Given task →
Extract the listing below from its first line up to and including the line containing "legend-swatch bbox=[459, 424, 472, 436]", and reproduce those lines unchanged.

The input →

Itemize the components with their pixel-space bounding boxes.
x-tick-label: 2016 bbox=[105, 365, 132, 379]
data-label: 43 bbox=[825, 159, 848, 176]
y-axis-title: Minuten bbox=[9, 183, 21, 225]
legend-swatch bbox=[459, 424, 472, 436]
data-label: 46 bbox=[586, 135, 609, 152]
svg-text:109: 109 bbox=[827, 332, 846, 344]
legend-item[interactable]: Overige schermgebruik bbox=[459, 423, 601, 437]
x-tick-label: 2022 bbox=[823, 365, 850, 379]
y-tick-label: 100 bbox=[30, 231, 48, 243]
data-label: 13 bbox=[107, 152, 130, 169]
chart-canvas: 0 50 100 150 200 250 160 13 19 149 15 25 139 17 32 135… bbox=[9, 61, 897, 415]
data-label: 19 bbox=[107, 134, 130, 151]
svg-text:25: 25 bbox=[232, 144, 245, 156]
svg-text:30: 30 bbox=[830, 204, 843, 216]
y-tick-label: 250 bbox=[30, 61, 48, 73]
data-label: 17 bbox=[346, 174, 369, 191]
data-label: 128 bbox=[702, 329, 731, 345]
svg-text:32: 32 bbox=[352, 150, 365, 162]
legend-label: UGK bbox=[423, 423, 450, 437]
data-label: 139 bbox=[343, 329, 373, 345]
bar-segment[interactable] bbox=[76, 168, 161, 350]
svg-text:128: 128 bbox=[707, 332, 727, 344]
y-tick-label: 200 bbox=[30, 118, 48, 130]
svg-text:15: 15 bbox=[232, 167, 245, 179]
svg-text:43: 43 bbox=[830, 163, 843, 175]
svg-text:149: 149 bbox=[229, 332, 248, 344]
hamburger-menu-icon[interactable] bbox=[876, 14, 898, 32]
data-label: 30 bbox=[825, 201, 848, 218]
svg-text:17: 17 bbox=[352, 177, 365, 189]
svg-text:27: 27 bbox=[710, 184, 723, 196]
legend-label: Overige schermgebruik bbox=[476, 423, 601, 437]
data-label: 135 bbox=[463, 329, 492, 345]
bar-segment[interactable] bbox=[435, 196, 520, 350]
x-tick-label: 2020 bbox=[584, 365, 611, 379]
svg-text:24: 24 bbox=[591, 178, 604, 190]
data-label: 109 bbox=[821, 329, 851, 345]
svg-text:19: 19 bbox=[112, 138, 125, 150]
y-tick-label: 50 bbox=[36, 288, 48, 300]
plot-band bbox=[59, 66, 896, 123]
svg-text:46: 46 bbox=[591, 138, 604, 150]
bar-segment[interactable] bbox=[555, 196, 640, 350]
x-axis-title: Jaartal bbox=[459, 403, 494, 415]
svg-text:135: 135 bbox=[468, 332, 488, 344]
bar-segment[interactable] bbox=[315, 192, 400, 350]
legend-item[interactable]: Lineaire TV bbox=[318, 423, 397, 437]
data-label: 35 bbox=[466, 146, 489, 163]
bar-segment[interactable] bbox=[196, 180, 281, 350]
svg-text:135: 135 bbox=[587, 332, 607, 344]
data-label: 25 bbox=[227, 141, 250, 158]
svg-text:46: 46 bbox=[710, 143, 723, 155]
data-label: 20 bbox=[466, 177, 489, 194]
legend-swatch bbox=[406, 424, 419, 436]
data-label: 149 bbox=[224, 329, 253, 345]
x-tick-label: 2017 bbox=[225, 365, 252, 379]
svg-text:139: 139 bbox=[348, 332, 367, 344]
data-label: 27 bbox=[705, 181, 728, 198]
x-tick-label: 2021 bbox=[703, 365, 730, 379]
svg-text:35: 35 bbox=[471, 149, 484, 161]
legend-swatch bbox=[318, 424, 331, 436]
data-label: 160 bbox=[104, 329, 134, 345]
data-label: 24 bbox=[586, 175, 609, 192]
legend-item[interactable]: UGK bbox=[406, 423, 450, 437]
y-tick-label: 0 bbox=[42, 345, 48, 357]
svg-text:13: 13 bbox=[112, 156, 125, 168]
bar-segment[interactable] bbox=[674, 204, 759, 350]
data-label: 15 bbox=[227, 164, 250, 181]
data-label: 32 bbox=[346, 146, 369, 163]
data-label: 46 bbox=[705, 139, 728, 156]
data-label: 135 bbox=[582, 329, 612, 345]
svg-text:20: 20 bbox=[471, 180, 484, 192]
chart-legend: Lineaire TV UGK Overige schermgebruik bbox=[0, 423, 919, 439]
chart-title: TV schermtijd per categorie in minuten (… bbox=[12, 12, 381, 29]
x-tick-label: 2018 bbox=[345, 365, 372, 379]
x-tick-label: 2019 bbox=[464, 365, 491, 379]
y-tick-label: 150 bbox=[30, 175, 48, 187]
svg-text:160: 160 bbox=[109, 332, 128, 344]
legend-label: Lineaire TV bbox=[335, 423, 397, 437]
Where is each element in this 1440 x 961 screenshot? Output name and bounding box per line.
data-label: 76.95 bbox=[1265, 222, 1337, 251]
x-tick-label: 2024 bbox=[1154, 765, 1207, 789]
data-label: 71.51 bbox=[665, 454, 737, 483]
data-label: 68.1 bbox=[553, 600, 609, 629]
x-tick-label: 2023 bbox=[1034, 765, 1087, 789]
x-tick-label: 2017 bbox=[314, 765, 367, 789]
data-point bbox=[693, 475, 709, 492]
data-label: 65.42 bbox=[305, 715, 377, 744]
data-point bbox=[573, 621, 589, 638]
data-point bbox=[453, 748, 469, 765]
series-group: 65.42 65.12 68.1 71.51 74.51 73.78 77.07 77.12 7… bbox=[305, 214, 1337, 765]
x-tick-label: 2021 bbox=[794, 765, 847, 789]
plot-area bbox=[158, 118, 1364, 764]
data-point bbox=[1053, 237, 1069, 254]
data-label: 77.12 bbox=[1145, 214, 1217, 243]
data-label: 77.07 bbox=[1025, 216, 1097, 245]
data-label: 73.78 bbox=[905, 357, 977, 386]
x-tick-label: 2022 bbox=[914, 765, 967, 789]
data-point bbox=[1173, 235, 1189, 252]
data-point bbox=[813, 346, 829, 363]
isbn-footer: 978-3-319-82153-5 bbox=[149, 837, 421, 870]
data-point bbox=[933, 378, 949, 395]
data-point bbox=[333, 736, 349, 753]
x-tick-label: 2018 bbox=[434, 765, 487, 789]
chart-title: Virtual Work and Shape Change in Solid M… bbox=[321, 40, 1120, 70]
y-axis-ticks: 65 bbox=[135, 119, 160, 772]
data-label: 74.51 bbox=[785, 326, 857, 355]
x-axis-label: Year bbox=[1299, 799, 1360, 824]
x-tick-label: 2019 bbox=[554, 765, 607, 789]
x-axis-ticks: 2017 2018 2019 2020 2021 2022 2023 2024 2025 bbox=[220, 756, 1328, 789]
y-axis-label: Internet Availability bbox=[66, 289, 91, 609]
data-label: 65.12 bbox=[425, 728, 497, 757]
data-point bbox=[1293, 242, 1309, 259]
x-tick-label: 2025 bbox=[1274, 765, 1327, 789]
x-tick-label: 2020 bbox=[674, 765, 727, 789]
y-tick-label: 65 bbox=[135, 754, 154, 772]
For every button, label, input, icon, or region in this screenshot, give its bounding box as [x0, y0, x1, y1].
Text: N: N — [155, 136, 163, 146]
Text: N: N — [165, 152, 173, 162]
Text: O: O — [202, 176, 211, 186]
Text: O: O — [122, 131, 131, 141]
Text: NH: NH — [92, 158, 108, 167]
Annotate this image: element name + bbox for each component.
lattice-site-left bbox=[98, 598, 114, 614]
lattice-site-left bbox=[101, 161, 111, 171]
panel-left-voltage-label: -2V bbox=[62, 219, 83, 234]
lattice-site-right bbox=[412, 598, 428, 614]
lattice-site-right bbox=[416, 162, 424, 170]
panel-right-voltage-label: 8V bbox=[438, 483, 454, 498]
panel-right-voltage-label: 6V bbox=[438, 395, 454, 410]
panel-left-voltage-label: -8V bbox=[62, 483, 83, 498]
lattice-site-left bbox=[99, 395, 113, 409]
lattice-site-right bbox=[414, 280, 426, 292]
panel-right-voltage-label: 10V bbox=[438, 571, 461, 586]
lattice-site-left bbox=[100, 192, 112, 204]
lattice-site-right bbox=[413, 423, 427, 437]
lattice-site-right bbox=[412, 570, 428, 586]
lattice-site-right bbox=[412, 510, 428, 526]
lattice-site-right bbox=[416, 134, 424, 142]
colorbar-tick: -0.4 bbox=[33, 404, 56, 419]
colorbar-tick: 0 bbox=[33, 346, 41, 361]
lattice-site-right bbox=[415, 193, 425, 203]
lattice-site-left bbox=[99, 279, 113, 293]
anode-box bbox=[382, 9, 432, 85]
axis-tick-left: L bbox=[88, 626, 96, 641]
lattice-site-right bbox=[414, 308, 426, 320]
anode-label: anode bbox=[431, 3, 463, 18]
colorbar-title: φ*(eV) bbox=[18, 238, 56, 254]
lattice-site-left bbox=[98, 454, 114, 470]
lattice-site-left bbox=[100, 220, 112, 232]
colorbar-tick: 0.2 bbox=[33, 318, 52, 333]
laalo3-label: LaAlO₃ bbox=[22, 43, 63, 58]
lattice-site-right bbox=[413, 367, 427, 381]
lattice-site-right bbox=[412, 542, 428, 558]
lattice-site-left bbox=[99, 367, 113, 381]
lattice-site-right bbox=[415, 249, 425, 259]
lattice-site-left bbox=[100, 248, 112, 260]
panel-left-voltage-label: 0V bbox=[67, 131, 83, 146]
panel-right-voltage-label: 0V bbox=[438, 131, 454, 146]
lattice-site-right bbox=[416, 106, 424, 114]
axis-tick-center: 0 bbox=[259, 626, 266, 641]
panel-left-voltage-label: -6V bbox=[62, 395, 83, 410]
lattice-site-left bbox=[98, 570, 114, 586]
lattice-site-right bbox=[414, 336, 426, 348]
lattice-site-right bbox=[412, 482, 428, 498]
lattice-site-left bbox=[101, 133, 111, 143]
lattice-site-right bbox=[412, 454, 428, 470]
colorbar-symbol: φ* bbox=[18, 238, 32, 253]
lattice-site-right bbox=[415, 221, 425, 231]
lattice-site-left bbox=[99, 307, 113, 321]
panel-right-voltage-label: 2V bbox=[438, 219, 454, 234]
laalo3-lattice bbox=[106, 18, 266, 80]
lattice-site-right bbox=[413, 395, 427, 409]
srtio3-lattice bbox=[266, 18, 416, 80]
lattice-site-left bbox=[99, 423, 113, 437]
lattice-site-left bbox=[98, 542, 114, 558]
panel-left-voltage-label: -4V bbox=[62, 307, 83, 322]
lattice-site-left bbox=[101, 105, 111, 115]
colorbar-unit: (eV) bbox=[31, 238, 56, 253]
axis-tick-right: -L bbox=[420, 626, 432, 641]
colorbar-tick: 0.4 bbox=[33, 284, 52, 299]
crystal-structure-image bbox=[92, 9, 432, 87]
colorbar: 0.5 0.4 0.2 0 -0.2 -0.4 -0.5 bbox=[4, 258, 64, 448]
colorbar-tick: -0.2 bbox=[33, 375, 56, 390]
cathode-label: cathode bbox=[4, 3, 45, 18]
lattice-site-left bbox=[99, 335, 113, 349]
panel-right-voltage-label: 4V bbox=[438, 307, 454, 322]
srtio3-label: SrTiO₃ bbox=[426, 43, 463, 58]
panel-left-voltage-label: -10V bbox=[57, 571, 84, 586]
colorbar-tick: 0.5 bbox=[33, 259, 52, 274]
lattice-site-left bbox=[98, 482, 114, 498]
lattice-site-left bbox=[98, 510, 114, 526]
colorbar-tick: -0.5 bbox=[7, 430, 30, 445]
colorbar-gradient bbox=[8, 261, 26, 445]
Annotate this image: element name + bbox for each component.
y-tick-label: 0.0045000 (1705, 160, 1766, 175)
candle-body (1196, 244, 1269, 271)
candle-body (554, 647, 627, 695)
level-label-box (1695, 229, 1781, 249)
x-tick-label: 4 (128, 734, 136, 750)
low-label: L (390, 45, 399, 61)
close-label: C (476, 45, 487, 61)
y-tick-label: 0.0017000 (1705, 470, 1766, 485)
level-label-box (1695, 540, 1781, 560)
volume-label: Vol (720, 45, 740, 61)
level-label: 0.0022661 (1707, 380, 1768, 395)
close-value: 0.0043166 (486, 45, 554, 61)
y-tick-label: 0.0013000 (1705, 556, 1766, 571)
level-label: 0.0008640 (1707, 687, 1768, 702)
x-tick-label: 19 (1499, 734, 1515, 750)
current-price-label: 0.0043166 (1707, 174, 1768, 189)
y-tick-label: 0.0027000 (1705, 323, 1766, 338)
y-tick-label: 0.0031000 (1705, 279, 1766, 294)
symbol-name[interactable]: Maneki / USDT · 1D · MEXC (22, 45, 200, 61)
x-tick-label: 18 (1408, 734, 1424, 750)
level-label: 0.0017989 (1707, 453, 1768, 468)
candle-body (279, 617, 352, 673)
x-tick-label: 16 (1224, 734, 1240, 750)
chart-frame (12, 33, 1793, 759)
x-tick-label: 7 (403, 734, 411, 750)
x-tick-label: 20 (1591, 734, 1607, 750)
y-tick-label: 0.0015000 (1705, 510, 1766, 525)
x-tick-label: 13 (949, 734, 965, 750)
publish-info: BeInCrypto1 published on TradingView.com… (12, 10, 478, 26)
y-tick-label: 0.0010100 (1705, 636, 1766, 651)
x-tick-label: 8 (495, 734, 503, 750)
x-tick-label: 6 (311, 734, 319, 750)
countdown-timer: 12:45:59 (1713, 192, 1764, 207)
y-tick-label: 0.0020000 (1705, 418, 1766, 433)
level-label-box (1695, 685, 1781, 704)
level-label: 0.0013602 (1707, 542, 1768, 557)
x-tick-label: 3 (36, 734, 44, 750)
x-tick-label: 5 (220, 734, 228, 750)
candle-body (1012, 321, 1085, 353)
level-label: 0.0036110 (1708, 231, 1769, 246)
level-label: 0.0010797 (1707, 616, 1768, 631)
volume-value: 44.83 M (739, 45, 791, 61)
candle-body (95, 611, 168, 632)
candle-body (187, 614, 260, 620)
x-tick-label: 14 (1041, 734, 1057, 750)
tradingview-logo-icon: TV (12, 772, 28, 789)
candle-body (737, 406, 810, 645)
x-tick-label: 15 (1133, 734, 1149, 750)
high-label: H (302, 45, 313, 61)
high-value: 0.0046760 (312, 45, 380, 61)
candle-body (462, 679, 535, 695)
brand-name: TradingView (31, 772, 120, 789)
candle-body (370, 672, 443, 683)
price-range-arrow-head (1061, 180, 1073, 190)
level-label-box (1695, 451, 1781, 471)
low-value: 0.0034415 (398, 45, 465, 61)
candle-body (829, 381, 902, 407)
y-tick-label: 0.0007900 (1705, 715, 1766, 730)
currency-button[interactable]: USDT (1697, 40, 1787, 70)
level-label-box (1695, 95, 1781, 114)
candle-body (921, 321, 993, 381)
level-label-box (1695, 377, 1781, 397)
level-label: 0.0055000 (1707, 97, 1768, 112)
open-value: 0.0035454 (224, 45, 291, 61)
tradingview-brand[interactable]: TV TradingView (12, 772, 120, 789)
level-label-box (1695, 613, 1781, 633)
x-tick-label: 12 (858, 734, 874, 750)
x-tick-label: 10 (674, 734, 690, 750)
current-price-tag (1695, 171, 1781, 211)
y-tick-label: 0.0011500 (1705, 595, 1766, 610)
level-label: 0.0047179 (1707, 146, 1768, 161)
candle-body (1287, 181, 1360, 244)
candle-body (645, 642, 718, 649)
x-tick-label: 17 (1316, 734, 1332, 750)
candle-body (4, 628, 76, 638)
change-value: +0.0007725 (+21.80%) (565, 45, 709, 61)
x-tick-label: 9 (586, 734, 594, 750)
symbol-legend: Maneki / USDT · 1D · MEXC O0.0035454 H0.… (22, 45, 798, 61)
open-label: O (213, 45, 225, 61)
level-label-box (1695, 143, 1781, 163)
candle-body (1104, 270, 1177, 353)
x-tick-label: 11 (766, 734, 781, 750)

The response →
Itemize the components with their pixel-space bounding boxes.
x-tick-label: 2016 bbox=[105, 365, 132, 379]
data-label: 43 bbox=[825, 159, 848, 176]
y-axis-title: Minuten bbox=[9, 183, 21, 225]
legend-swatch bbox=[459, 424, 472, 436]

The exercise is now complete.